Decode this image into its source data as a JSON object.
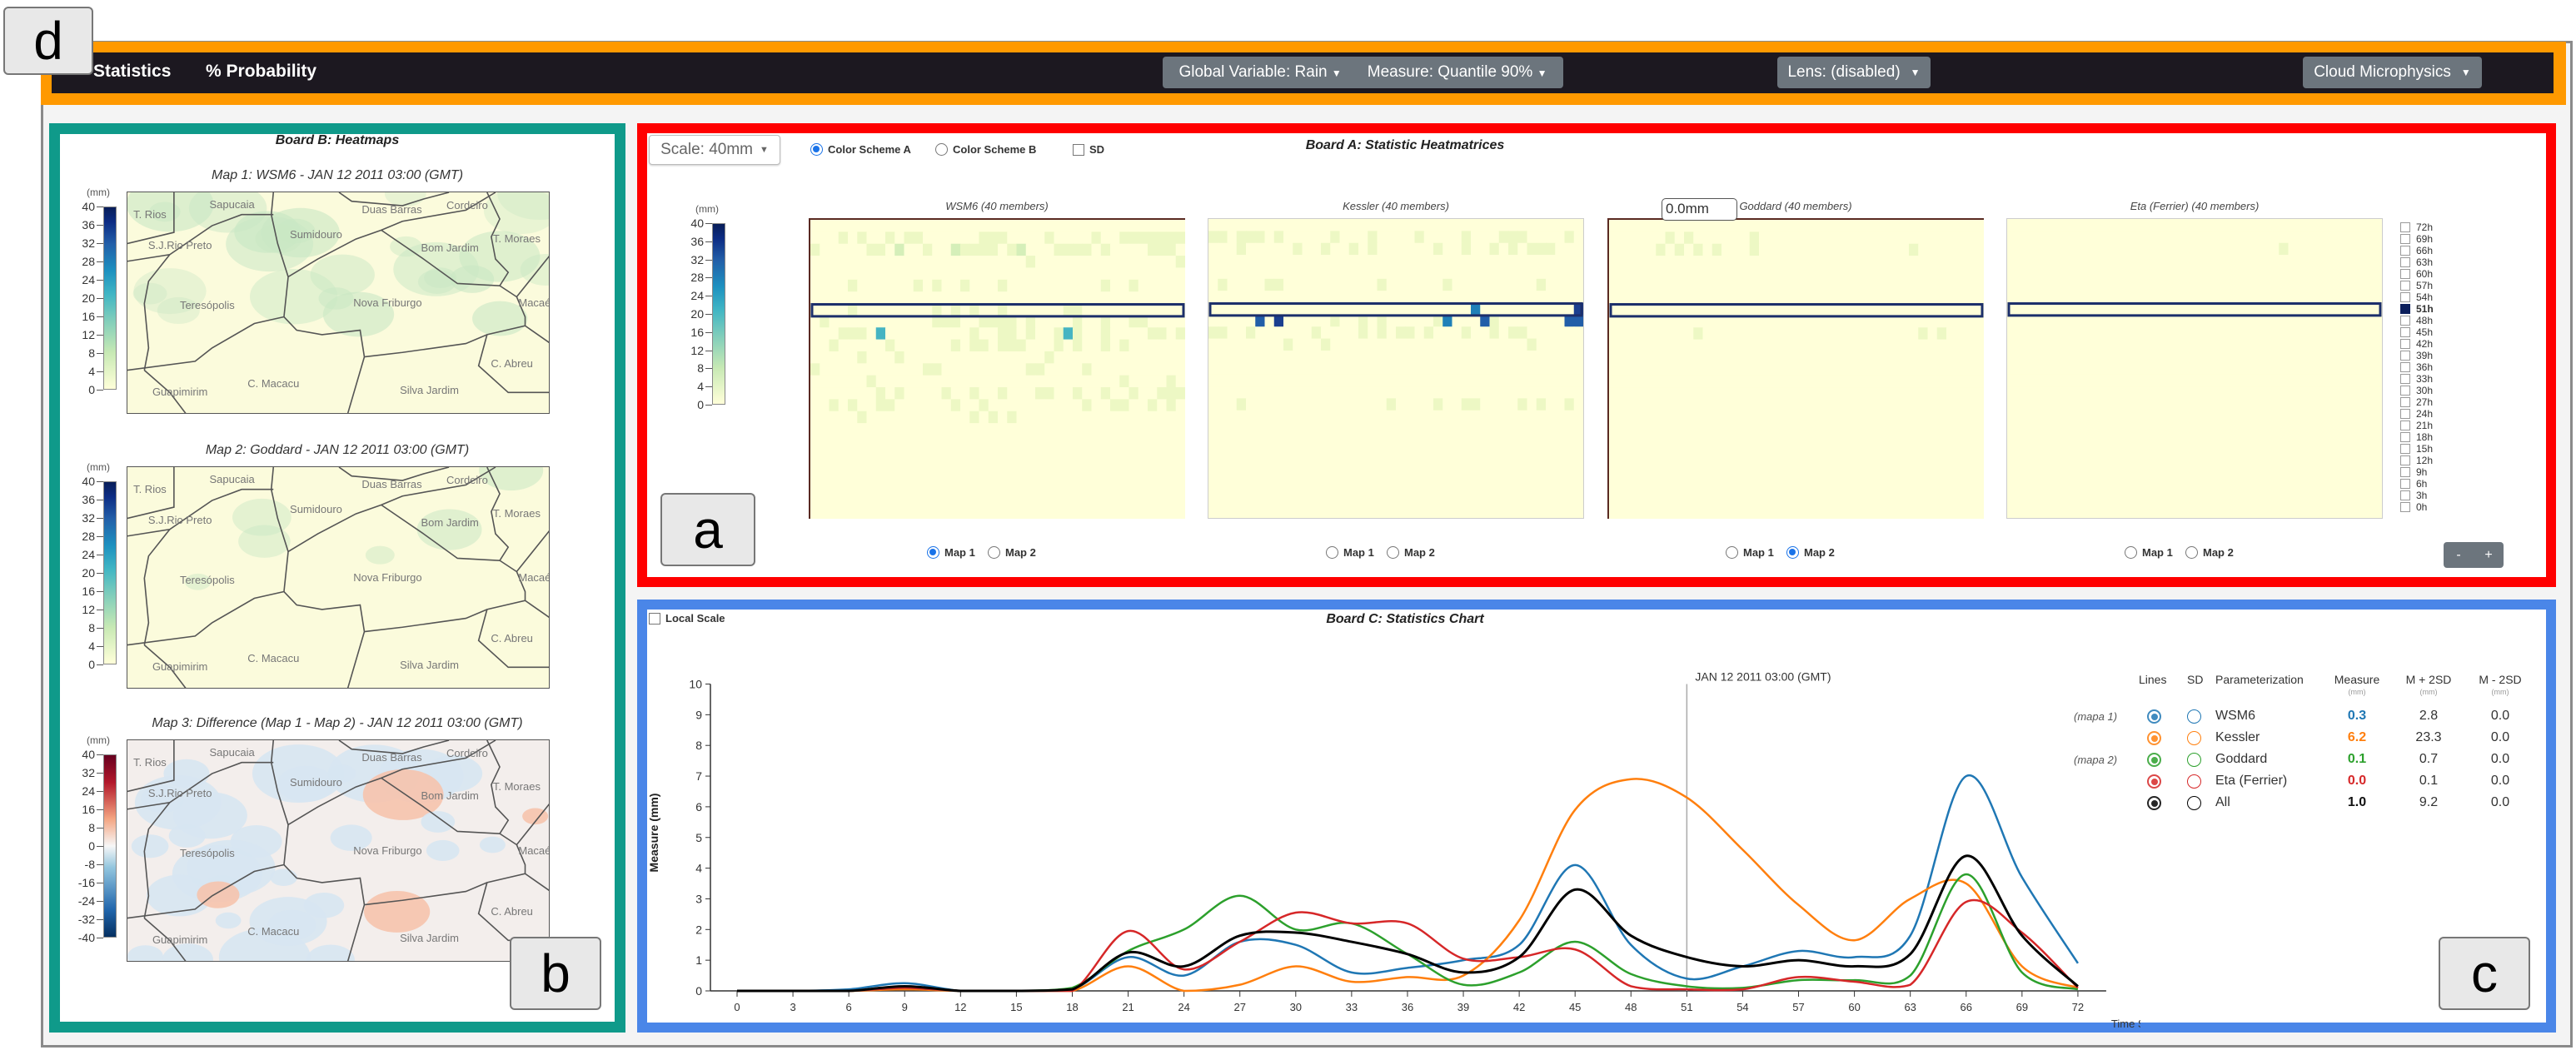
{
  "panel_labels": {
    "a": "a",
    "b": "b",
    "c": "c",
    "d": "d"
  },
  "nav": {
    "statistics": "Statistics",
    "probability_icon": "%",
    "probability": "Probability",
    "global_variable": "Global Variable: Rain",
    "measure": "Measure: Quantile 90%",
    "lens": "Lens: (disabled)",
    "cloud": "Cloud Microphysics",
    "colors": {
      "bar": "#1c1820",
      "frame": "#ff9900",
      "button": "#6c757d"
    }
  },
  "board_b": {
    "title": "Board B: Heatmaps",
    "place_names": [
      "T. Rios",
      "Sapucaia",
      "Duas Barras",
      "Cordeiro",
      "Sumidouro",
      "S.J.Rio Preto",
      "Bom Jardim",
      "T. Moraes",
      "Teresópolis",
      "Nova Friburgo",
      "Macaé",
      "C. Abreu",
      "C. Macacu",
      "Silva Jardim",
      "Guapimirim"
    ],
    "maps": [
      {
        "title": "Map 1: WSM6 - JAN 12 2011 03:00 (GMT)",
        "unit": "(mm)",
        "ticks": [
          "40",
          "36",
          "32",
          "28",
          "24",
          "20",
          "16",
          "12",
          "8",
          "4",
          "0"
        ],
        "scheme": "sequential"
      },
      {
        "title": "Map 2: Goddard - JAN 12 2011 03:00 (GMT)",
        "unit": "(mm)",
        "ticks": [
          "40",
          "36",
          "32",
          "28",
          "24",
          "20",
          "16",
          "12",
          "8",
          "4",
          "0"
        ],
        "scheme": "sequential"
      },
      {
        "title": "Map 3: Difference (Map 1 - Map 2) - JAN 12 2011 03:00 (GMT)",
        "unit": "(mm)",
        "ticks": [
          "40",
          "32",
          "24",
          "16",
          "8",
          "0",
          "-8",
          "-16",
          "-24",
          "-32",
          "-40"
        ],
        "scheme": "diverging"
      }
    ]
  },
  "board_a": {
    "title": "Board A: Statistic Heatmatrices",
    "scale": "Scale: 40mm",
    "color_scheme_a": "Color Scheme A",
    "color_scheme_b": "Color Scheme B",
    "sd": "SD",
    "unit": "(mm)",
    "ticks": [
      "40",
      "36",
      "32",
      "28",
      "24",
      "20",
      "16",
      "12",
      "8",
      "4",
      "0"
    ],
    "tooltip": "0.0mm",
    "map1": "Map 1",
    "map2": "Map 2",
    "panels": [
      {
        "title": "WSM6 (40 members)",
        "selected_map": 1
      },
      {
        "title": "Kessler (40 members)",
        "selected_map": 0
      },
      {
        "title": "Goddard (40 members)",
        "selected_map": 2
      },
      {
        "title": "Eta (Ferrier) (40 members)",
        "selected_map": 0
      }
    ],
    "time_steps": [
      "72h",
      "69h",
      "66h",
      "63h",
      "60h",
      "57h",
      "54h",
      "51h",
      "48h",
      "45h",
      "42h",
      "39h",
      "36h",
      "33h",
      "30h",
      "27h",
      "24h",
      "21h",
      "18h",
      "15h",
      "12h",
      "9h",
      "6h",
      "3h",
      "0h"
    ],
    "selected_time": "51h",
    "zoom_out": "-",
    "zoom_in": "+"
  },
  "board_c": {
    "title": "Board C: Statistics Chart",
    "local_scale": "Local Scale",
    "legend": {
      "headers": {
        "lines": "Lines",
        "sd": "SD",
        "param": "Parameterization",
        "measure": "Measure",
        "mplus": "M + 2SD",
        "mminus": "M - 2SD",
        "unit": "(mm)"
      },
      "rows": [
        {
          "tag": "(mapa 1)",
          "name": "WSM6",
          "measure": "0.3",
          "mplus": "2.8",
          "mminus": "0.0",
          "color": "#1f77b4"
        },
        {
          "tag": "",
          "name": "Kessler",
          "measure": "6.2",
          "mplus": "23.3",
          "mminus": "0.0",
          "color": "#ff7f0e"
        },
        {
          "tag": "(mapa 2)",
          "name": "Goddard",
          "measure": "0.1",
          "mplus": "0.7",
          "mminus": "0.0",
          "color": "#2ca02c"
        },
        {
          "tag": "",
          "name": "Eta (Ferrier)",
          "measure": "0.0",
          "mplus": "0.1",
          "mminus": "0.0",
          "color": "#d62728"
        },
        {
          "tag": "",
          "name": "All",
          "measure": "1.0",
          "mplus": "9.2",
          "mminus": "0.0",
          "color": "#000000"
        }
      ]
    }
  },
  "chart_data": {
    "type": "line",
    "title": "Board C: Statistics Chart",
    "xlabel": "Time Step (h)",
    "ylabel": "Measure (mm)",
    "xlim": [
      0,
      72
    ],
    "ylim": [
      0,
      10
    ],
    "x_ticks": [
      "0",
      "3",
      "6",
      "9",
      "12",
      "15",
      "18",
      "21",
      "24",
      "27",
      "30",
      "33",
      "36",
      "39",
      "42",
      "45",
      "48",
      "51",
      "54",
      "57",
      "60",
      "63",
      "66",
      "69",
      "72"
    ],
    "y_ticks": [
      "0",
      "1",
      "2",
      "3",
      "4",
      "5",
      "6",
      "7",
      "8",
      "9",
      "10"
    ],
    "marker": {
      "x": 51,
      "label": "JAN 12 2011 03:00 (GMT)"
    },
    "x": [
      0,
      3,
      6,
      9,
      12,
      15,
      18,
      21,
      24,
      27,
      30,
      33,
      36,
      39,
      42,
      45,
      48,
      51,
      54,
      57,
      60,
      63,
      66,
      69,
      72
    ],
    "series": [
      {
        "name": "WSM6",
        "color": "#1f77b4",
        "values": [
          0,
          0,
          0.05,
          0.25,
          0,
          0,
          0.05,
          1.1,
          0.5,
          1.6,
          1.5,
          0.6,
          0.75,
          1.0,
          1.5,
          4.1,
          1.5,
          0.4,
          0.8,
          1.3,
          1.1,
          1.8,
          7.0,
          3.7,
          0.9
        ]
      },
      {
        "name": "Kessler",
        "color": "#ff7f0e",
        "values": [
          0,
          0,
          0,
          0.05,
          0,
          0,
          0,
          0.8,
          0,
          0.2,
          0.8,
          0.3,
          0.45,
          0.5,
          2.3,
          5.9,
          6.9,
          6.3,
          4.6,
          2.8,
          1.65,
          3.0,
          3.5,
          0.8,
          0.1
        ]
      },
      {
        "name": "Goddard",
        "color": "#2ca02c",
        "values": [
          0,
          0,
          0,
          0.1,
          0,
          0,
          0.1,
          1.3,
          2.0,
          3.1,
          2.0,
          2.2,
          1.2,
          0.2,
          0.6,
          1.6,
          0.55,
          0.15,
          0.1,
          0.35,
          0.35,
          0.5,
          3.8,
          0.6,
          0.05
        ]
      },
      {
        "name": "Eta (Ferrier)",
        "color": "#d62728",
        "values": [
          0,
          0,
          0,
          0.1,
          0,
          0,
          0,
          1.95,
          0.7,
          1.6,
          2.55,
          2.2,
          2.2,
          1.05,
          1.1,
          1.35,
          0.15,
          0.05,
          0.05,
          0.45,
          0.3,
          0.2,
          2.9,
          1.9,
          0.1
        ]
      },
      {
        "name": "All",
        "color": "#000000",
        "values": [
          0,
          0,
          0,
          0.15,
          0,
          0,
          0.05,
          1.25,
          0.8,
          1.8,
          1.9,
          1.6,
          1.2,
          0.6,
          1.1,
          3.3,
          1.8,
          1.1,
          0.8,
          1.0,
          0.8,
          1.2,
          4.4,
          1.8,
          0.15
        ]
      }
    ],
    "grid": false
  }
}
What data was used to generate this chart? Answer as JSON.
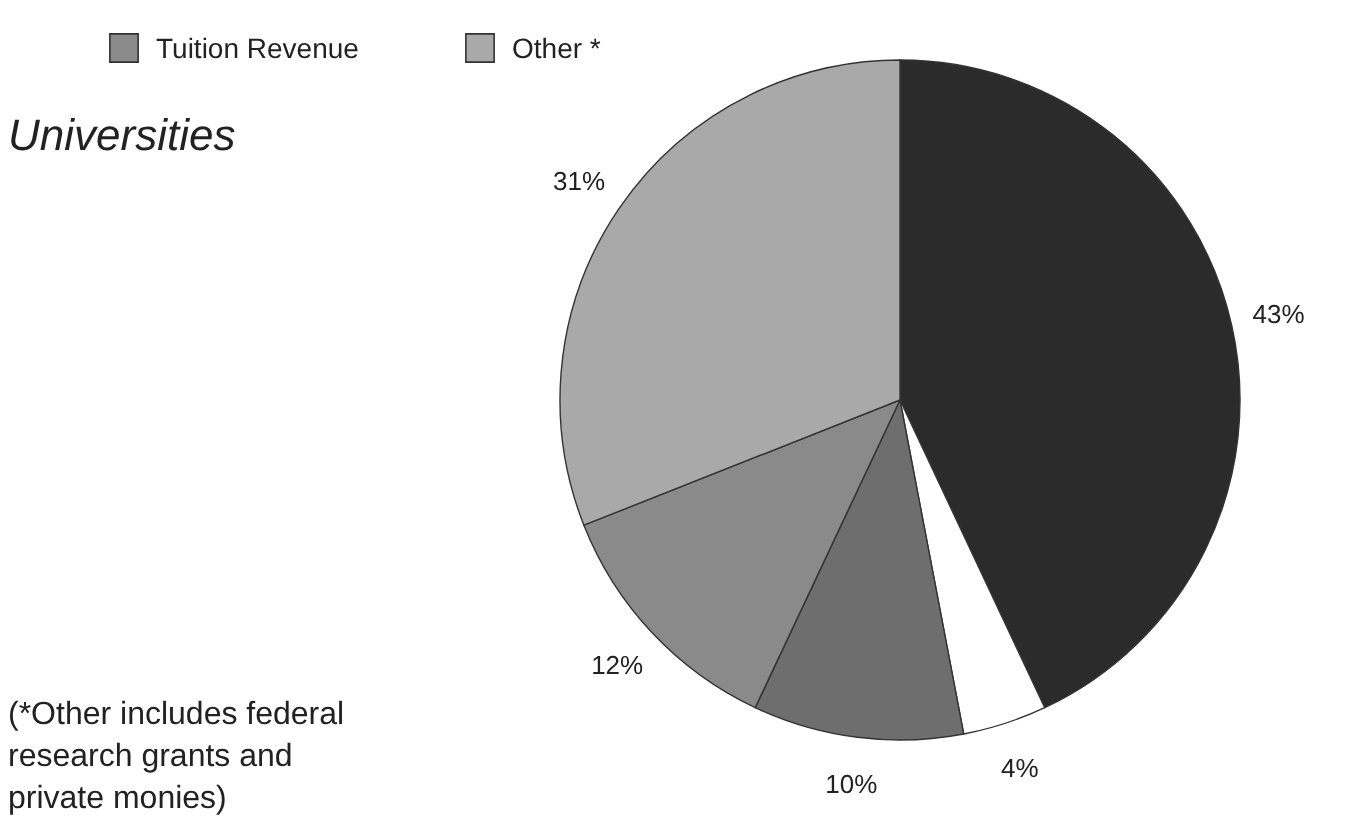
{
  "chart_data": {
    "type": "pie",
    "title": "Universities",
    "categories": [
      null,
      null,
      null,
      "Tuition Revenue",
      "Other *"
    ],
    "values": [
      43,
      4,
      10,
      12,
      31
    ],
    "colors": [
      "#2b2b2b",
      "#ffffff",
      "#6e6e6e",
      "#8a8a8a",
      "#a9a9a9"
    ],
    "value_labels": [
      "43%",
      "4%",
      "10%",
      "12%",
      "31%"
    ],
    "legend": "top left",
    "annotations": [
      "(*Other includes federal research grants and private monies)"
    ]
  }
}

====

Select every line of the records holding the string "JSON".

Decode this image into its source data as a JSON object.
What data was used to generate this chart? Answer as JSON.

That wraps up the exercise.